Exactly reproduce the lines that follow.

[START OF Records for the exercise]

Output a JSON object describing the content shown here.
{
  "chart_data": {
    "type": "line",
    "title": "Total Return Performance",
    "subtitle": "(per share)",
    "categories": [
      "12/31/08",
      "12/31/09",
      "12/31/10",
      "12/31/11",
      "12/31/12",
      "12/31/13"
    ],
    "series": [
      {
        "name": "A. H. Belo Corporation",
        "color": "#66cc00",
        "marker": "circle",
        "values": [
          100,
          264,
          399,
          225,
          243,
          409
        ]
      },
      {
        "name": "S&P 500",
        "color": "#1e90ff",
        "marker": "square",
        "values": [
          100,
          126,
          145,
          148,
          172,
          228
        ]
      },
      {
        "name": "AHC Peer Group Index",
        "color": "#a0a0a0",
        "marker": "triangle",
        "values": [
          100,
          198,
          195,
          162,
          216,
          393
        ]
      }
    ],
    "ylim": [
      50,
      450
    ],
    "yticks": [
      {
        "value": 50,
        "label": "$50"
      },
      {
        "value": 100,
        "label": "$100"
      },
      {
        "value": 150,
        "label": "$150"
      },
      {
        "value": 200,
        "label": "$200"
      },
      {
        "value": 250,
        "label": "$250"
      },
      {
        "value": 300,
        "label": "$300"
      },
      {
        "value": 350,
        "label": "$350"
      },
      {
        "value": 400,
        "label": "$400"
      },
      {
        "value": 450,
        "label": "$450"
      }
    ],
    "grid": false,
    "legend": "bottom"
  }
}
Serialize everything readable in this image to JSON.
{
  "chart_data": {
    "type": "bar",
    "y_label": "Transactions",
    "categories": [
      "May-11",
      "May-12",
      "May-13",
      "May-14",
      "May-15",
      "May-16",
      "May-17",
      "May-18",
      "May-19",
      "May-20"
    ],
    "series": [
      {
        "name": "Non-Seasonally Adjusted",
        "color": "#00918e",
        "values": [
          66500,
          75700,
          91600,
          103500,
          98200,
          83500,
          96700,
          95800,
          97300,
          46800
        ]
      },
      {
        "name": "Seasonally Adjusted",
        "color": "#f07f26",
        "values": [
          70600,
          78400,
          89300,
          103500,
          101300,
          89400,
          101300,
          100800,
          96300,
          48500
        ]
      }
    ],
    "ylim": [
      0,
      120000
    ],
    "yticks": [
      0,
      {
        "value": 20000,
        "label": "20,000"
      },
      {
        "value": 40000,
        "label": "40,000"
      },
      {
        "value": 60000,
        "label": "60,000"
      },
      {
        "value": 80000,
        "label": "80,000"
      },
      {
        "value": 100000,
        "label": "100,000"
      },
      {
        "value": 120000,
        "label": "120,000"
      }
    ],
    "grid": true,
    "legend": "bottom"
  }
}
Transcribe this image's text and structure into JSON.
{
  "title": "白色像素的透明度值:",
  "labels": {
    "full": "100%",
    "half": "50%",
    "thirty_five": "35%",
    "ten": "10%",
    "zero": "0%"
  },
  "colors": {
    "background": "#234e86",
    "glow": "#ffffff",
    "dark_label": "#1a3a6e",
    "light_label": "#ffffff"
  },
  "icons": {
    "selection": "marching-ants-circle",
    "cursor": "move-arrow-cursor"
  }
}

[END OF Records for the exercise]

Solution for this task ▸
Output a JSON object describing the content shown here.
{
  "chart_data": {
    "type": "line",
    "title": "Total Return Performance",
    "subtitle": "(per share)",
    "categories": [
      "12/31/08",
      "12/31/09",
      "12/31/10",
      "12/31/11",
      "12/31/12",
      "12/31/13"
    ],
    "series": [
      {
        "name": "A. H. Belo Corporation",
        "color": "#66cc00",
        "marker": "circle",
        "values": [
          100,
          264,
          399,
          225,
          243,
          409
        ]
      },
      {
        "name": "S&P 500",
        "color": "#1e90ff",
        "marker": "square",
        "values": [
          100,
          126,
          145,
          148,
          172,
          228
        ]
      },
      {
        "name": "AHC Peer Group Index",
        "color": "#a0a0a0",
        "marker": "triangle",
        "values": [
          100,
          198,
          195,
          162,
          216,
          393
        ]
      }
    ],
    "ylim": [
      50,
      450
    ],
    "yticks": [
      {
        "value": 50,
        "label": "$50"
      },
      {
        "value": 100,
        "label": "$100"
      },
      {
        "value": 150,
        "label": "$150"
      },
      {
        "value": 200,
        "label": "$200"
      },
      {
        "value": 250,
        "label": "$250"
      },
      {
        "value": 300,
        "label": "$300"
      },
      {
        "value": 350,
        "label": "$350"
      },
      {
        "value": 400,
        "label": "$400"
      },
      {
        "value": 450,
        "label": "$450"
      }
    ],
    "grid": false,
    "legend": "bottom"
  }
}
Serialize everything readable in this image to JSON.
{
  "chart_data": {
    "type": "bar",
    "y_label": "Transactions",
    "categories": [
      "May-11",
      "May-12",
      "May-13",
      "May-14",
      "May-15",
      "May-16",
      "May-17",
      "May-18",
      "May-19",
      "May-20"
    ],
    "series": [
      {
        "name": "Non-Seasonally Adjusted",
        "color": "#00918e",
        "values": [
          66500,
          75700,
          91600,
          103500,
          98200,
          83500,
          96700,
          95800,
          97300,
          46800
        ]
      },
      {
        "name": "Seasonally Adjusted",
        "color": "#f07f26",
        "values": [
          70600,
          78400,
          89300,
          103500,
          101300,
          89400,
          101300,
          100800,
          96300,
          48500
        ]
      }
    ],
    "ylim": [
      0,
      120000
    ],
    "yticks": [
      0,
      {
        "value": 20000,
        "label": "20,000"
      },
      {
        "value": 40000,
        "label": "40,000"
      },
      {
        "value": 60000,
        "label": "60,000"
      },
      {
        "value": 80000,
        "label": "80,000"
      },
      {
        "value": 100000,
        "label": "100,000"
      },
      {
        "value": 120000,
        "label": "120,000"
      }
    ],
    "grid": true,
    "legend": "bottom"
  }
}
Transcribe this image's text and structure into JSON.
{
  "title": "白色像素的透明度值:",
  "labels": {
    "full": "100%",
    "half": "50%",
    "thirty_five": "35%",
    "ten": "10%",
    "zero": "0%"
  },
  "colors": {
    "background": "#234e86",
    "glow": "#ffffff",
    "dark_label": "#1a3a6e",
    "light_label": "#ffffff"
  },
  "icons": {
    "selection": "marching-ants-circle",
    "cursor": "move-arrow-cursor"
  }
}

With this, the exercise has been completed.